## WHAT YOU WILL DO
Extract all lines that hold the string "properties".

+ + +

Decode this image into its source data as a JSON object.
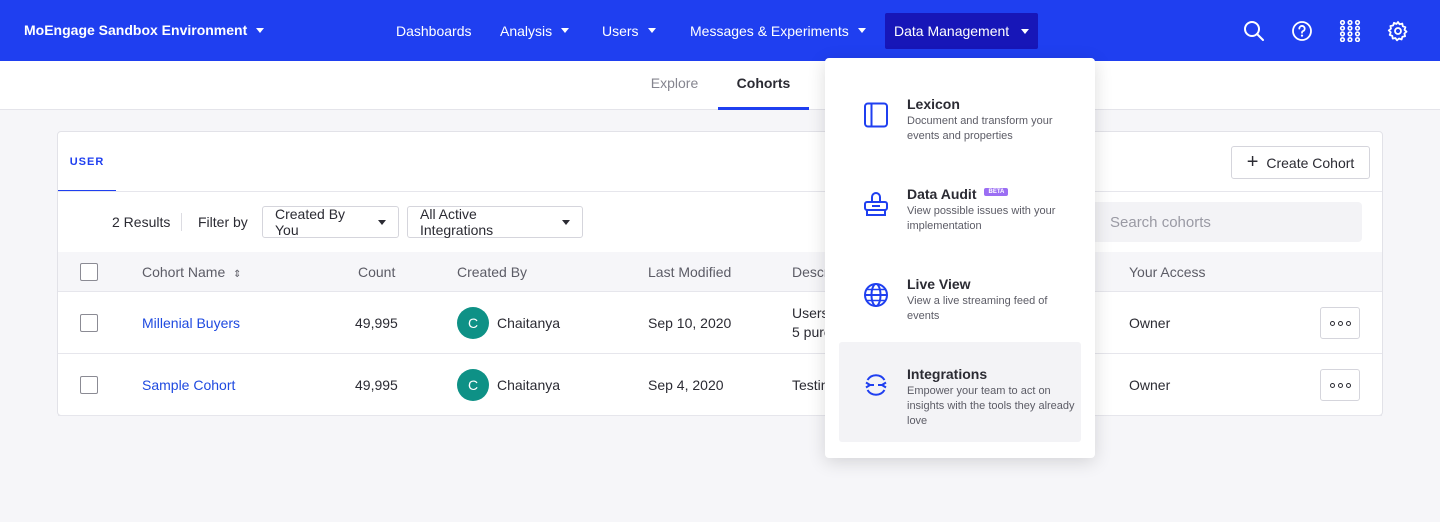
{
  "topbar": {
    "environment": "MoEngage Sandbox Environment",
    "nav": [
      "Dashboards",
      "Analysis",
      "Users",
      "Messages & Experiments",
      "Data Management"
    ],
    "icons": [
      "search-icon",
      "help-icon",
      "apps-grid-icon",
      "settings-icon"
    ],
    "color": "#1f3ff0"
  },
  "subtabs": [
    "Explore",
    "Cohorts"
  ],
  "card": {
    "tab": "USER",
    "create_label": "Create Cohort",
    "results": "2 Results",
    "filter_label": "Filter by",
    "filter_created": "Created By You",
    "filter_integrations": "All Active Integrations",
    "search_placeholder": "Search cohorts",
    "columns": {
      "name": "Cohort Name",
      "count": "Count",
      "created_by": "Created By",
      "modified": "Last Modified",
      "description": "Descr",
      "access": "Your Access"
    },
    "rows": [
      {
        "name": "Millenial Buyers",
        "count": "49,995",
        "initial": "C",
        "creator": "Chaitanya",
        "modified": "Sep 10, 2020",
        "desc1": "Users",
        "desc2": "5 purc",
        "access": "Owner"
      },
      {
        "name": "Sample Cohort",
        "count": "49,995",
        "initial": "C",
        "creator": "Chaitanya",
        "modified": "Sep 4, 2020",
        "desc1": "Testin",
        "desc2": "",
        "access": "Owner"
      }
    ]
  },
  "menu": {
    "items": [
      {
        "title": "Lexicon",
        "desc": "Document and transform your events and properties",
        "icon": "book-icon"
      },
      {
        "title": "Data Audit",
        "badge": "BETA",
        "desc": "View possible issues with your implementation",
        "icon": "audit-icon"
      },
      {
        "title": "Live View",
        "desc": "View a live streaming feed of events",
        "icon": "globe-icon"
      },
      {
        "title": "Integrations",
        "desc": "Empower your team to act on insights with the tools they already love",
        "icon": "integrations-icon"
      }
    ]
  }
}
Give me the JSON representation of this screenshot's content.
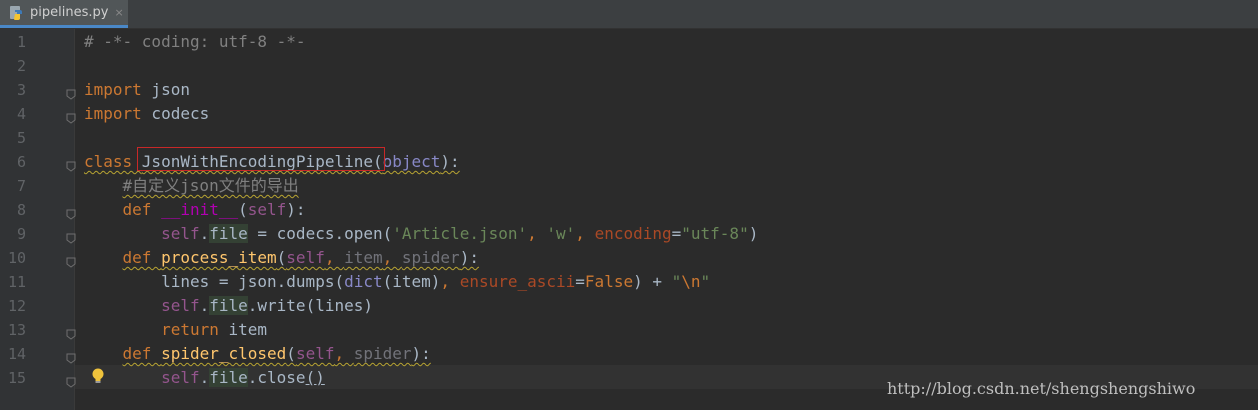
{
  "tab": {
    "label": "pipelines.py",
    "close": "×"
  },
  "watermark": "http://blog.csdn.net/shengshengshiwo",
  "line_numbers": [
    "1",
    "2",
    "3",
    "4",
    "5",
    "6",
    "7",
    "8",
    "9",
    "10",
    "11",
    "12",
    "13",
    "14",
    "15"
  ],
  "lines": [
    [
      {
        "t": "# -*- coding: utf-8 -*-",
        "c": "cmt"
      }
    ],
    [],
    [
      {
        "t": "import",
        "c": "kw"
      },
      {
        "t": " json",
        "c": ""
      }
    ],
    [
      {
        "t": "import",
        "c": "kw"
      },
      {
        "t": " codecs",
        "c": ""
      }
    ],
    [],
    [
      {
        "t": "class ",
        "c": "kw wavy"
      },
      {
        "t": "JsonWithEncodingPipeline",
        "c": "wavy"
      },
      {
        "t": "(",
        "c": "wavy"
      },
      {
        "t": "object",
        "c": "builtin wavy"
      },
      {
        "t": "):",
        "c": "wavy"
      }
    ],
    [
      {
        "t": "    ",
        "c": ""
      },
      {
        "t": "#自定义json文件的导出",
        "c": "cmt wavy"
      }
    ],
    [
      {
        "t": "    ",
        "c": ""
      },
      {
        "t": "def ",
        "c": "kw"
      },
      {
        "t": "__init__",
        "c": "magic"
      },
      {
        "t": "(",
        "c": ""
      },
      {
        "t": "self",
        "c": "selfk"
      },
      {
        "t": "):",
        "c": ""
      }
    ],
    [
      {
        "t": "        ",
        "c": ""
      },
      {
        "t": "self",
        "c": "selfk"
      },
      {
        "t": ".",
        "c": ""
      },
      {
        "t": "file",
        "c": "field"
      },
      {
        "t": " = codecs.open(",
        "c": ""
      },
      {
        "t": "'Article.json'",
        "c": "str"
      },
      {
        "t": ", ",
        "c": "kw"
      },
      {
        "t": "'w'",
        "c": "str"
      },
      {
        "t": ", ",
        "c": "kw"
      },
      {
        "t": "encoding",
        "c": "kwarg"
      },
      {
        "t": "=",
        "c": ""
      },
      {
        "t": "\"utf-8\"",
        "c": "str"
      },
      {
        "t": ")",
        "c": ""
      }
    ],
    [
      {
        "t": "    ",
        "c": ""
      },
      {
        "t": "def ",
        "c": "kw wavy"
      },
      {
        "t": "process_item",
        "c": "fn wavy"
      },
      {
        "t": "(",
        "c": "wavy"
      },
      {
        "t": "self",
        "c": "selfk wavy"
      },
      {
        "t": ", ",
        "c": "kw wavy"
      },
      {
        "t": "item",
        "c": "gray wavy"
      },
      {
        "t": ", ",
        "c": "kw wavy"
      },
      {
        "t": "spider",
        "c": "gray wavy"
      },
      {
        "t": "):",
        "c": "wavy"
      }
    ],
    [
      {
        "t": "        lines = json.dumps(",
        "c": ""
      },
      {
        "t": "dict",
        "c": "builtin"
      },
      {
        "t": "(item)",
        "c": ""
      },
      {
        "t": ", ",
        "c": "kw"
      },
      {
        "t": "ensure_ascii",
        "c": "kwarg"
      },
      {
        "t": "=",
        "c": ""
      },
      {
        "t": "False",
        "c": "kw"
      },
      {
        "t": ") + ",
        "c": ""
      },
      {
        "t": "\"",
        "c": "str"
      },
      {
        "t": "\\n",
        "c": "kw"
      },
      {
        "t": "\"",
        "c": "str"
      }
    ],
    [
      {
        "t": "        ",
        "c": ""
      },
      {
        "t": "self",
        "c": "selfk"
      },
      {
        "t": ".",
        "c": ""
      },
      {
        "t": "file",
        "c": "field"
      },
      {
        "t": ".write(lines)",
        "c": ""
      }
    ],
    [
      {
        "t": "        ",
        "c": ""
      },
      {
        "t": "return ",
        "c": "kw"
      },
      {
        "t": "item",
        "c": ""
      }
    ],
    [
      {
        "t": "    ",
        "c": ""
      },
      {
        "t": "def ",
        "c": "kw wavy"
      },
      {
        "t": "spider_closed",
        "c": "fn wavy"
      },
      {
        "t": "(",
        "c": "wavy"
      },
      {
        "t": "self",
        "c": "selfk wavy"
      },
      {
        "t": ", ",
        "c": "kw wavy"
      },
      {
        "t": "spider",
        "c": "gray wavy"
      },
      {
        "t": "):",
        "c": "wavy"
      }
    ],
    [
      {
        "t": "        ",
        "c": ""
      },
      {
        "t": "self",
        "c": "selfk"
      },
      {
        "t": ".",
        "c": ""
      },
      {
        "t": "file",
        "c": "field"
      },
      {
        "t": ".close",
        "c": ""
      },
      {
        "t": "()",
        "c": "underline-solid"
      }
    ]
  ],
  "folds": [
    3,
    4,
    6,
    8,
    9,
    10,
    13,
    14,
    15
  ],
  "colors": {
    "editor_bg": "#2b2b2b",
    "keyword": "#cc7832",
    "string": "#6a8759",
    "self": "#94558d",
    "function": "#ffc66d",
    "highlight_box": "#c82828"
  },
  "icons": {
    "tab_file": "python-file-icon",
    "gutter": "fold-marker-icon",
    "intention": "lightbulb-icon"
  }
}
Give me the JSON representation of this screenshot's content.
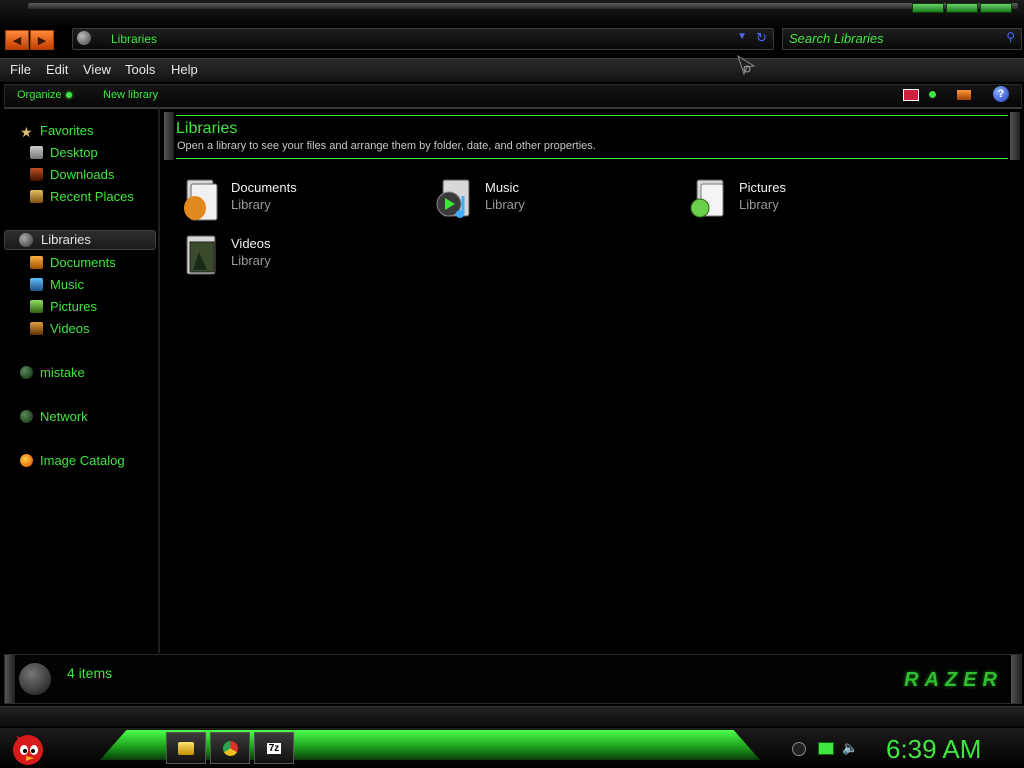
{
  "window": {
    "title": "Libraries"
  },
  "address": {
    "path": "Libraries"
  },
  "search": {
    "placeholder": "Search Libraries"
  },
  "menu": {
    "file": "File",
    "edit": "Edit",
    "view": "View",
    "tools": "Tools",
    "help": "Help"
  },
  "toolbar": {
    "organize": "Organize",
    "new_library": "New library"
  },
  "sidebar": {
    "favorites": {
      "label": "Favorites",
      "items": [
        "Desktop",
        "Downloads",
        "Recent Places"
      ]
    },
    "libraries": {
      "label": "Libraries",
      "items": [
        "Documents",
        "Music",
        "Pictures",
        "Videos"
      ]
    },
    "homegroup": "mistake",
    "network": "Network",
    "image_catalog": "Image Catalog"
  },
  "content": {
    "title": "Libraries",
    "subtitle": "Open a library to see your files and arrange them by folder, date, and other properties.",
    "items": [
      {
        "name": "Documents",
        "type": "Library"
      },
      {
        "name": "Music",
        "type": "Library"
      },
      {
        "name": "Pictures",
        "type": "Library"
      },
      {
        "name": "Videos",
        "type": "Library"
      }
    ]
  },
  "status": {
    "count": "4 items",
    "brand": "RAZER"
  },
  "taskbar": {
    "clock": "6:39 AM",
    "app3_label": "7z"
  },
  "colors": {
    "accent": "#3fe63f",
    "background": "#000000",
    "nav_orange": "#ff6a1a",
    "link_blue": "#4a6aff"
  }
}
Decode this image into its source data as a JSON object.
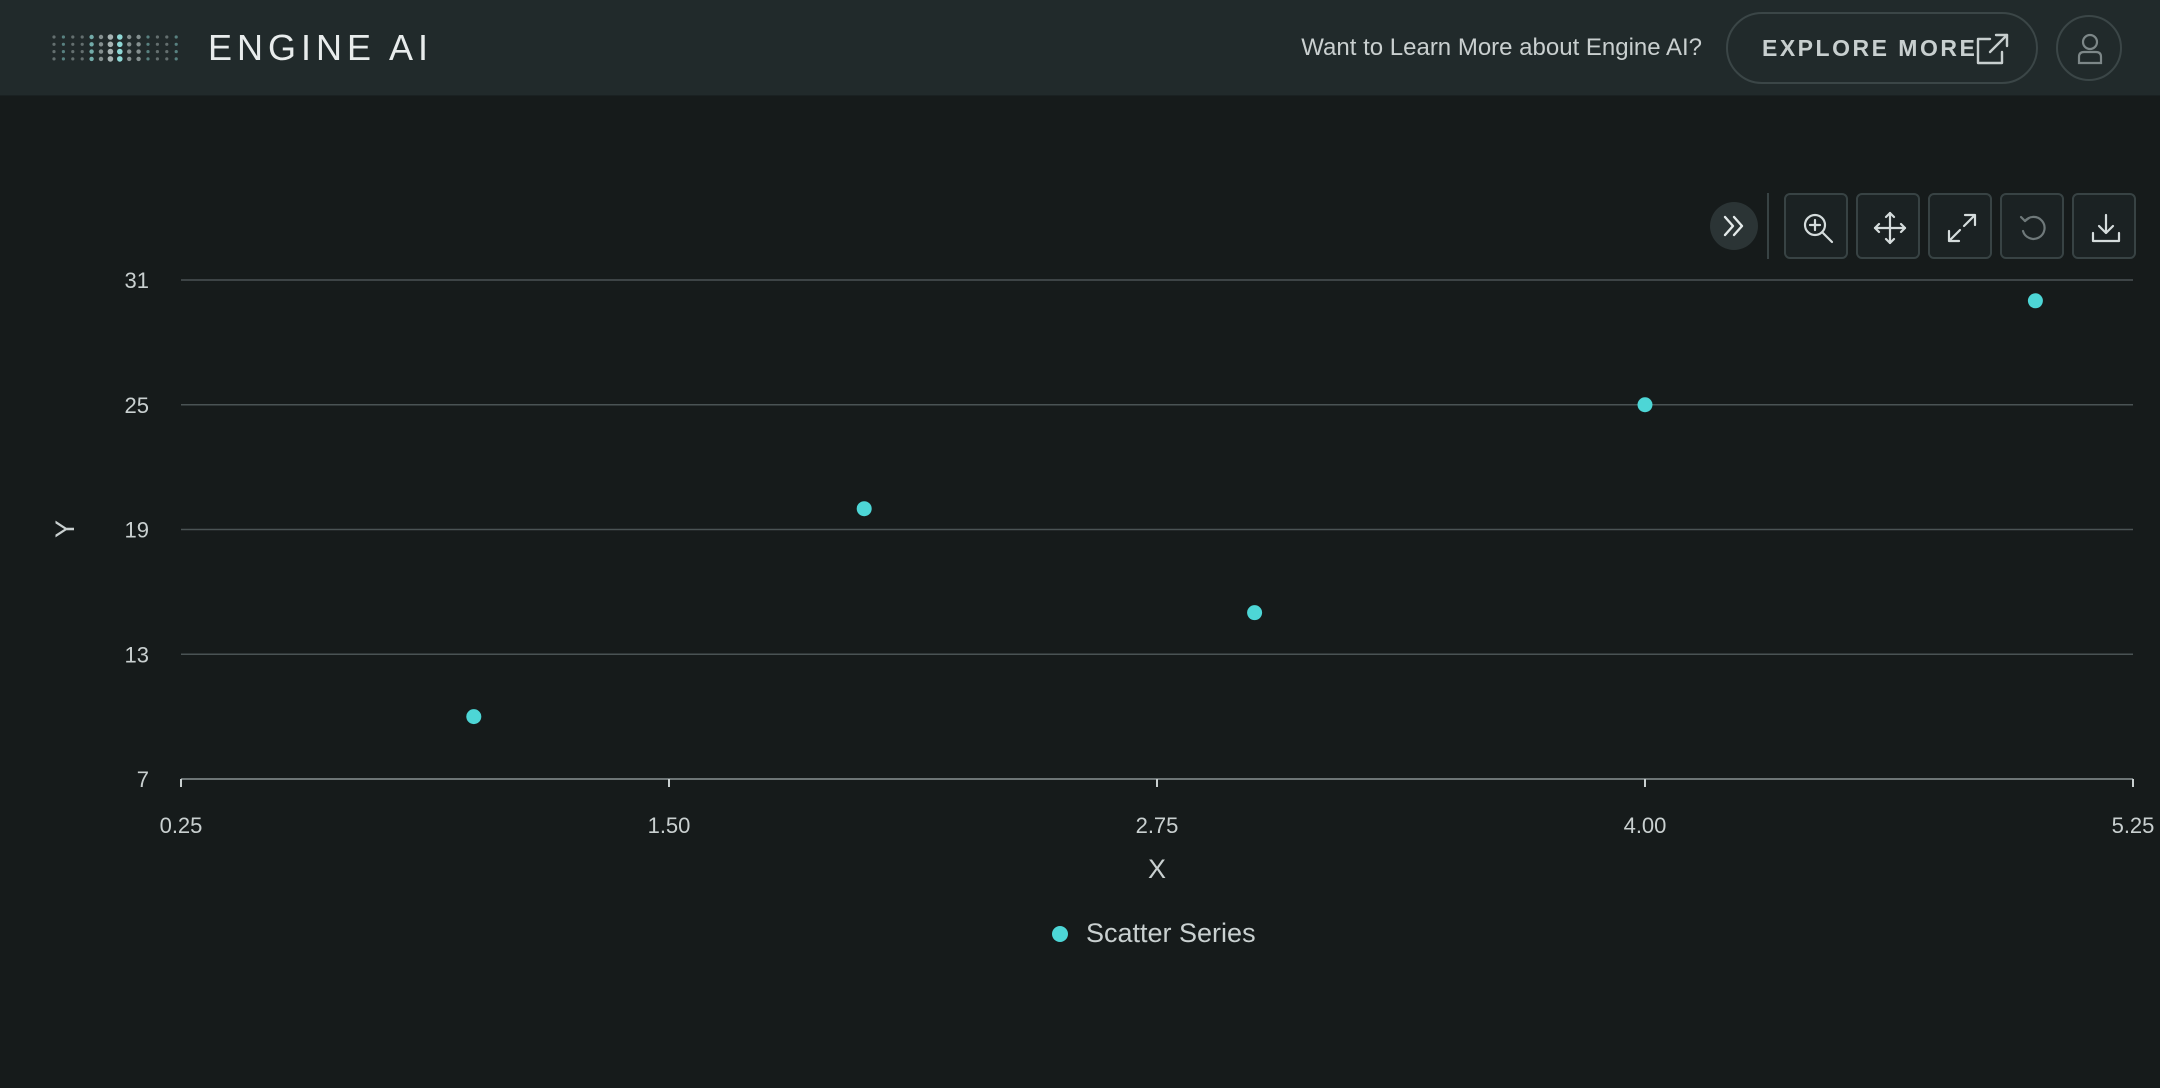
{
  "header": {
    "logo_text": "ENGINE AI",
    "promo_text": "Want to Learn More about Engine AI?",
    "explore_label": "EXPLORE MORE"
  },
  "toolbar": {
    "icons": [
      "collapse-icon",
      "zoom-in-icon",
      "pan-icon",
      "fullscreen-icon",
      "reset-icon",
      "download-icon"
    ]
  },
  "colors": {
    "accent": "#4dd6d6",
    "background": "#161b1b",
    "header": "#212a2b",
    "grid": "#4a5354",
    "text": "#c9d0d0"
  },
  "chart_data": {
    "type": "scatter",
    "title": "",
    "xlabel": "X",
    "ylabel": "Y",
    "xlim": [
      0.25,
      5.25
    ],
    "ylim": [
      7,
      31
    ],
    "x_ticks": [
      "0.25",
      "1.50",
      "2.75",
      "4.00",
      "5.25"
    ],
    "y_ticks": [
      "31",
      "25",
      "19",
      "13",
      "7"
    ],
    "grid": true,
    "legend_position": "bottom",
    "series": [
      {
        "name": "Scatter Series",
        "x": [
          1.0,
          2.0,
          3.0,
          4.0,
          5.0
        ],
        "y": [
          10,
          20,
          15,
          25,
          30
        ]
      }
    ]
  }
}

+ + +

## SOLUTION FOR THIS PROBLEM
        "desc": "Document and transform your events and properties",
    "subtitle": "Open a library to see your files and arrange them by folder, date, and other properties.",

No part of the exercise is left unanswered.